YOUR OBJECTIVE - Look through the records below, count the lines with the word "남녀구분", and reply with only the number.

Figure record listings
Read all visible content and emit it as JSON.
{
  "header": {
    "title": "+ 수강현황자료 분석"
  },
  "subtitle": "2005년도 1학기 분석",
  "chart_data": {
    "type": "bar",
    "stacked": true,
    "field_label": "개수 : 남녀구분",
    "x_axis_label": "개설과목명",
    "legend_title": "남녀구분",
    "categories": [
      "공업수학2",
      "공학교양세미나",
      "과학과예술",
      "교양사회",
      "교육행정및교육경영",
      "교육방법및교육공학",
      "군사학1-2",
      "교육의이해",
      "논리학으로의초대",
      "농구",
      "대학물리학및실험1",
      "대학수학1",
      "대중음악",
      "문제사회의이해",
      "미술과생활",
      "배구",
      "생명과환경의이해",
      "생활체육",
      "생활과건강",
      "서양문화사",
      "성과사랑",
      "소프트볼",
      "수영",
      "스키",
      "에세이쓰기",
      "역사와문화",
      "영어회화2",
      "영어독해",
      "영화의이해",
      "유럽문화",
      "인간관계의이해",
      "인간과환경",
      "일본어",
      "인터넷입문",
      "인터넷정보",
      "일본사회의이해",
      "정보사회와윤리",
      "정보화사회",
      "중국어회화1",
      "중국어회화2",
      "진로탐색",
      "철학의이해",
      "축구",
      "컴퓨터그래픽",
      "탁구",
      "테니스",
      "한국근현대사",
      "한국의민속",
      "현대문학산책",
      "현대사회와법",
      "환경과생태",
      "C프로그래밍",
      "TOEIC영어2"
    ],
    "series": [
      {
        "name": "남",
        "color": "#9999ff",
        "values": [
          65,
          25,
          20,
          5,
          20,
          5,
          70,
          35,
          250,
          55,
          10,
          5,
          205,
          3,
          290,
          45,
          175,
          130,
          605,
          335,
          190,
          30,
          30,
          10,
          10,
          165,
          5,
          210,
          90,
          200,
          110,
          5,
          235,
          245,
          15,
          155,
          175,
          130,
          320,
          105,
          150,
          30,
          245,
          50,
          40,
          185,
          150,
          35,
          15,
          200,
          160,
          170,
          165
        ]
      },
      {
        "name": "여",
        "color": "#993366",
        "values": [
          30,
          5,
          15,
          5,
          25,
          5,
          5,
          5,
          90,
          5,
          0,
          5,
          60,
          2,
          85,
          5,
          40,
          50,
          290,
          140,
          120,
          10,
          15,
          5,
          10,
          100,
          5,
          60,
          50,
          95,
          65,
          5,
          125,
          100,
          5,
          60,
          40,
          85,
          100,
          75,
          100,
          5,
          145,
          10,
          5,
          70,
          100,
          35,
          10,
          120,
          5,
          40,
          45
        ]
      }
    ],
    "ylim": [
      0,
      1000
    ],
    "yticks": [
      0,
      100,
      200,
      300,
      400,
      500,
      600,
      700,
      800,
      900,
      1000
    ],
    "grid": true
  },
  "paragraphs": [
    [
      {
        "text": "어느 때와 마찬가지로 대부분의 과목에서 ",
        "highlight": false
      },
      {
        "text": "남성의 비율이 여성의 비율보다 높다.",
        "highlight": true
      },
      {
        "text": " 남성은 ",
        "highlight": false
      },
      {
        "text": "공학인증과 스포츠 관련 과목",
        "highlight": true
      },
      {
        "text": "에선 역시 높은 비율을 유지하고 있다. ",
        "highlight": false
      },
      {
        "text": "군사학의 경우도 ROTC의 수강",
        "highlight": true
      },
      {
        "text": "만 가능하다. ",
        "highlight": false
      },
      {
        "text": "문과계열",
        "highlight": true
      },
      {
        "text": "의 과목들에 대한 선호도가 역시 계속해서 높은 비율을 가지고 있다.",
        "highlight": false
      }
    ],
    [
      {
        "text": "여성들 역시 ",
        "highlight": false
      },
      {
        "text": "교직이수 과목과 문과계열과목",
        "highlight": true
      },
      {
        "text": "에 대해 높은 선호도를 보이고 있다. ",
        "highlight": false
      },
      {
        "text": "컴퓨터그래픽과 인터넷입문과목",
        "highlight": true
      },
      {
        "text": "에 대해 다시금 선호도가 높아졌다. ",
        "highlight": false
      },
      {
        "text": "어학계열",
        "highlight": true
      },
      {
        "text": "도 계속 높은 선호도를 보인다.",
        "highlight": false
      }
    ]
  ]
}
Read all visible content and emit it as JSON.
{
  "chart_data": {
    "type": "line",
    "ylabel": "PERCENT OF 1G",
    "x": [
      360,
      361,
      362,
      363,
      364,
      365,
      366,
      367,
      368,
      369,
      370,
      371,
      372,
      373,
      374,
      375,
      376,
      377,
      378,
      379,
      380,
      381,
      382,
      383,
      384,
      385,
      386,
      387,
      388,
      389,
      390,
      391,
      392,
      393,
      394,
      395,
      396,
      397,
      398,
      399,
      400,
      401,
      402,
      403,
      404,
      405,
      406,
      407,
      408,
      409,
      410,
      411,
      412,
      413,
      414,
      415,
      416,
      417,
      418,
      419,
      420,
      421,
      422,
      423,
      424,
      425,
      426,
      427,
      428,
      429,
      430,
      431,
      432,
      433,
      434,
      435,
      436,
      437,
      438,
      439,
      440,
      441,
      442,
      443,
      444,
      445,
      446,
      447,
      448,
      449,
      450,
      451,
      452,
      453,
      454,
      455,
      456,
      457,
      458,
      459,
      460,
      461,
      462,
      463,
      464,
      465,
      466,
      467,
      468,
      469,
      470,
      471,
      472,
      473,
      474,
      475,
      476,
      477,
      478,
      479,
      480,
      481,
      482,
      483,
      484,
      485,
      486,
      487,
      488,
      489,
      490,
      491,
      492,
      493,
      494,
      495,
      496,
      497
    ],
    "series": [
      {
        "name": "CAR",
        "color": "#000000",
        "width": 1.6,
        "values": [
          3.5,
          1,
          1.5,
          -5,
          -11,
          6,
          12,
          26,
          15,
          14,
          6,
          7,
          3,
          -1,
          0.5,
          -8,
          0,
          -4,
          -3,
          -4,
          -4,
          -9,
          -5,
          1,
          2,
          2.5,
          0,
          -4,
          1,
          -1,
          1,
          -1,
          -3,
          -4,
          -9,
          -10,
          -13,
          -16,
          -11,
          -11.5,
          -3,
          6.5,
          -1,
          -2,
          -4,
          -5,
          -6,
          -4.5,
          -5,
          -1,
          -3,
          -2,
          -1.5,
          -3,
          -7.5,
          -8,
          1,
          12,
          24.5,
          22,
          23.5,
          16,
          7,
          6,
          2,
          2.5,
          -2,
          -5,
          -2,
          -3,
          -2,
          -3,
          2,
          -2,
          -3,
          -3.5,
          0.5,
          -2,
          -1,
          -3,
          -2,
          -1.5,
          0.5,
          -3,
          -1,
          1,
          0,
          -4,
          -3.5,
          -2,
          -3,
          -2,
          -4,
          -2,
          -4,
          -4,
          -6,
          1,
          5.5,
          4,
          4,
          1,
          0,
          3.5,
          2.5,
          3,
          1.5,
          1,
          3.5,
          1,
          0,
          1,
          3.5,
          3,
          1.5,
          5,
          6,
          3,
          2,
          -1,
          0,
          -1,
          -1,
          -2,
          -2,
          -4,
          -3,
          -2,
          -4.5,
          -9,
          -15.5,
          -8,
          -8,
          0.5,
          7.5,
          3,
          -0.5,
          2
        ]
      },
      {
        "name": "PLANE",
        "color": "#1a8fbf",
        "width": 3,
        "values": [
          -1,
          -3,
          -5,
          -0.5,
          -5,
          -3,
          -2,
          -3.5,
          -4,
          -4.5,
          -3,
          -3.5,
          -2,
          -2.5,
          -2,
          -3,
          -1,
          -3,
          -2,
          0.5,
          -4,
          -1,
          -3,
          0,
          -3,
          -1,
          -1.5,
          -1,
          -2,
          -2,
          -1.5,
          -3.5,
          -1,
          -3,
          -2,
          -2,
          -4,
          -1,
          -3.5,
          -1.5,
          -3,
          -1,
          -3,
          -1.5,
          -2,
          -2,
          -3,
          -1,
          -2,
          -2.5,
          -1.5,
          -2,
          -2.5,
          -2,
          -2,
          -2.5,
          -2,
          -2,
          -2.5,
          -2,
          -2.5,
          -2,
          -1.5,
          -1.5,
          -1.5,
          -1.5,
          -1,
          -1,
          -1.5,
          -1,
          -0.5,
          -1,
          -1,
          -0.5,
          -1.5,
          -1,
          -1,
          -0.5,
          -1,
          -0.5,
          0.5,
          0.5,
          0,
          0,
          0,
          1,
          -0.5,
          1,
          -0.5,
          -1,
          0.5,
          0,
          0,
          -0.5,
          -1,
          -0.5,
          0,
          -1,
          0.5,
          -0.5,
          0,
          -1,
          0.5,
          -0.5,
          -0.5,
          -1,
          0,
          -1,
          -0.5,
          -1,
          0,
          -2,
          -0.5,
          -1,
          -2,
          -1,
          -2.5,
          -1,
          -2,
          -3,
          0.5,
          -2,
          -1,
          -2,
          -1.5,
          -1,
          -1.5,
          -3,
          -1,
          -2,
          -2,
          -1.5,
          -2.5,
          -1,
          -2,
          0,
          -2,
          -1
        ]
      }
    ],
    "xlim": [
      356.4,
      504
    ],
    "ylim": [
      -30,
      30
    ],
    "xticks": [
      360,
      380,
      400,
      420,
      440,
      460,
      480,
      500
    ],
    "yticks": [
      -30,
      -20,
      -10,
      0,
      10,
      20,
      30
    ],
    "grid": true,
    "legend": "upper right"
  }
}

TASK ANSWER - 2